Tricky Integral

• December 19th 2010, 11:44 AM
Chaobunny
Tricky Integral
So I have $\displaystyle \int{\frac{\sqrt{x}}{x+1}\,dx}$

My initial attempts at u substitution failed because I couldn't see any clear derivatives of terms in the numerator or denominator.

I looked at Wolfram Alpha and it says to use $u = \sqrt{x}$ and $du=\frac{1}{2\sqrt{x}}$

But then, I'm not really sure where to go from there. It says to go right to

$\displaystyle \2\int{\frac{u^2}{u^2+1}\,du}$

but I can't figure out how they got that from the u and du.
• December 19th 2010, 11:51 AM
Jhevon
Quote:

Originally Posted by Chaobunny
So I have $\displaystyle \int{\frac{\sqrt{x}}{x+1}\,dx}$

My initial attempts at u substitution failed because I couldn't see any clear derivatives of terms in the numerator or denominator.

I looked at Wolfram Alpha and it says to use $u = \sqrt{x}$ and $du=\frac{1}{2\sqrt{x}}$

But then, I'm not really sure where to go from there. It says to go right to

$\displaystyle \2\int{\frac{u^2}{u^2+1}\,du}$

but I can't figure out how they got that from the u and du.

one way (perhaps the easiest way):

$\displaystyle u = \sqrt x$

$\displaystyle \Rightarrow u^2 = x$

$\displaystyle \Rightarrow 2u ~du = dx$

$\displaystyle \int \frac {u}{u^2 + 1} \cdot 2 u~du$

$\displaystyle = 2 \int \frac {u^2}{u^2 + 1}~du$

otherwise, you'd do some voodoo like multiplying the original integral by $\frac {2 \sqrt x}{2 \sqrt x}$, and then make the switch from x to u

I assume you have no trouble taking it from there.
══════════════════════════════
▶ _What is asked_
a – In the tricky integral thread, why did the first poster's early attempts at u substitution fail? Answer in one to three sentences.
b – Pick up the tricky integral thread from where it stops and carry it on.
The rows below aren't needed.

Element and region data:
══════════════════════════════
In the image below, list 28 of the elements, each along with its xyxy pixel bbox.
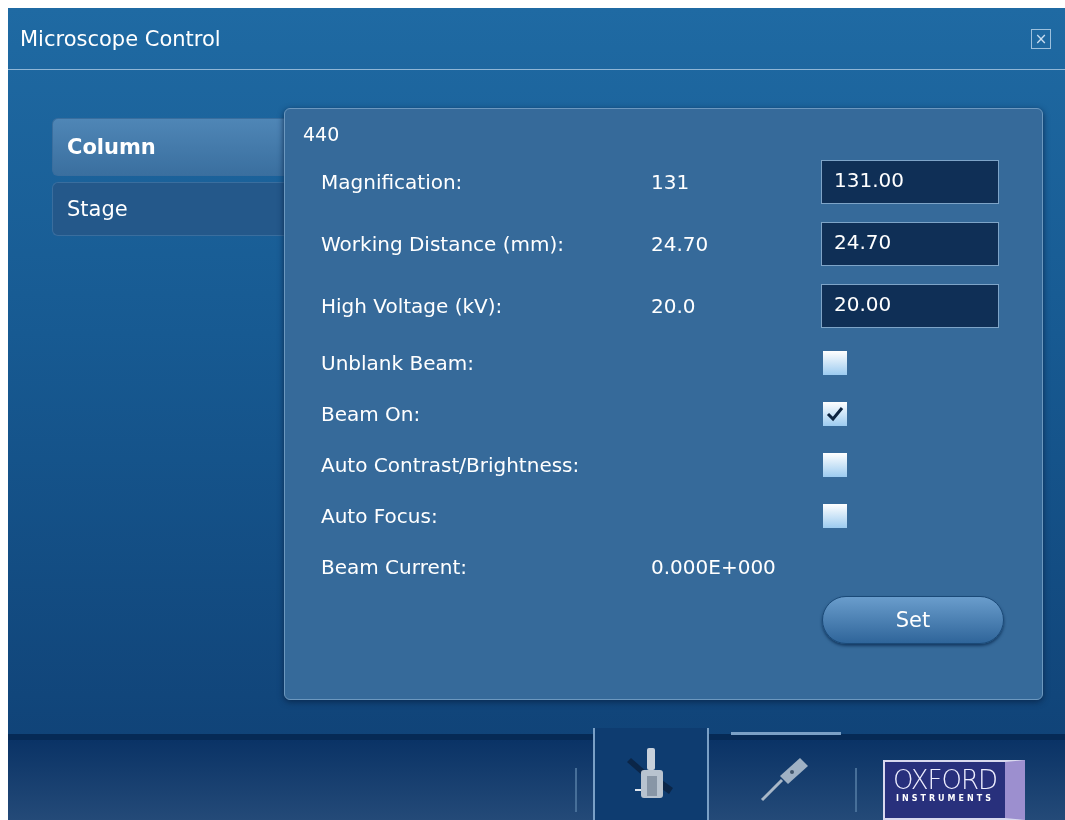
checkmark-icon — [826, 405, 844, 422]
current-reading: 20.0 — [651, 294, 697, 318]
panel-heading: 440 — [303, 123, 340, 145]
field-label: Working Distance (mm): — [321, 232, 566, 256]
tab[interactable]: Column — [52, 118, 284, 176]
checkbox[interactable] — [823, 350, 847, 375]
current-reading: 131 — [651, 170, 691, 194]
window-title: Microscope Control — [20, 26, 221, 51]
close-button[interactable]: × — [1031, 28, 1051, 49]
company-logo: OXFORD INSTRUMENTS — [883, 760, 1025, 820]
field-label: Unblank Beam: — [321, 350, 475, 375]
input-field[interactable]: 24.70 — [821, 222, 999, 266]
current-reading: 24.70 — [651, 232, 710, 256]
field-label: Beam Current: — [321, 554, 468, 579]
field-label: Auto Focus: — [321, 503, 439, 528]
checkbox[interactable] — [823, 401, 847, 426]
input-field[interactable]: 131.00 — [821, 160, 999, 204]
toolbar-tab[interactable] — [593, 728, 709, 820]
input-field[interactable]: 20.00 — [821, 284, 999, 328]
checkbox[interactable] — [823, 503, 847, 528]
current-reading: 0.000E+000 — [651, 554, 777, 579]
field-label: High Voltage (kV): — [321, 294, 504, 318]
field-label: Auto Contrast/Brightness: — [321, 452, 581, 477]
set-button[interactable]: Set — [822, 596, 1004, 644]
field-label: Beam On: — [321, 401, 422, 426]
checkbox[interactable] — [823, 452, 847, 477]
tab[interactable]: Stage — [52, 182, 284, 236]
field-label: Magnification: — [321, 170, 464, 194]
══════════════════════════════
▶ _Expected responses_
a – They failed because the poster couldn't see any clear derivatives of terms in the numerator or denominator.

b –
• December 19th 2010, 11:55 AM
Chaobunny
Ah, thank you very much! I never could quite get those u substitutions with the algebraic manipulations.
• December 19th 2010, 01:05 PM
Quote:

Originally Posted by Chaobunny
So I have $\displaystyle \int{\frac{\sqrt{x}}{x+1}\,dx}$

My initial attempts at u substitution failed because I couldn't see any clear derivatives of terms in the numerator or denominator.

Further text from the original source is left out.